Repeat the listing in full, preserving every character.

[start Materials provided]

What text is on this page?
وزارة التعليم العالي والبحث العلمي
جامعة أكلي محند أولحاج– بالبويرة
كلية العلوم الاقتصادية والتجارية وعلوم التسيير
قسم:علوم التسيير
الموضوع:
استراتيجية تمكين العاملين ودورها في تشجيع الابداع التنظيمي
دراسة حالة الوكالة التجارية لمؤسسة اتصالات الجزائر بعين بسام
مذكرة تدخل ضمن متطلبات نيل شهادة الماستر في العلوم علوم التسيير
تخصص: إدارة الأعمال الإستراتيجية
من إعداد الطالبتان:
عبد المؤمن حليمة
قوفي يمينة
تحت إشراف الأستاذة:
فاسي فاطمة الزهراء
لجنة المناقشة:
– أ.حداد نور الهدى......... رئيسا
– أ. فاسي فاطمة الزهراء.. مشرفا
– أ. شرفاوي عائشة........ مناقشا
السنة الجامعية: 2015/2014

[end Materials provided]

Answer to the exercise:
What text is on this page?
وزارة التعليم العالي والبحث العلمي
جامعة أكلي محند أولحاج– بالبويرة
كلية العلوم الاقتصادية والتجارية وعلوم التسيير
قسم:علوم التسيير
الموضوع:
استراتيجية تمكين العاملين ودورها في تشجيع الابداع التنظيمي
دراسة حالة الوكالة التجارية لمؤسسة اتصالات الجزائر بعين بسام
مذكرة تدخل ضمن متطلبات نيل شهادة الماستر في العلوم علوم التسيير
تخصص: إدارة الأعمال الإستراتيجية
من إعداد الطالبتان:
عبد المؤمن حليمة
قوفي يمينة
تحت إشراف الأستاذة:
فاسي فاطمة الزهراء
لجنة المناقشة:
– أ.حداد نور الهدى......... رئيسا
– أ. فاسي فاطمة الزهراء.. مشرفا
– أ. شرفاوي عائشة........ مناقشا
السنة الجامعية: 2015/2014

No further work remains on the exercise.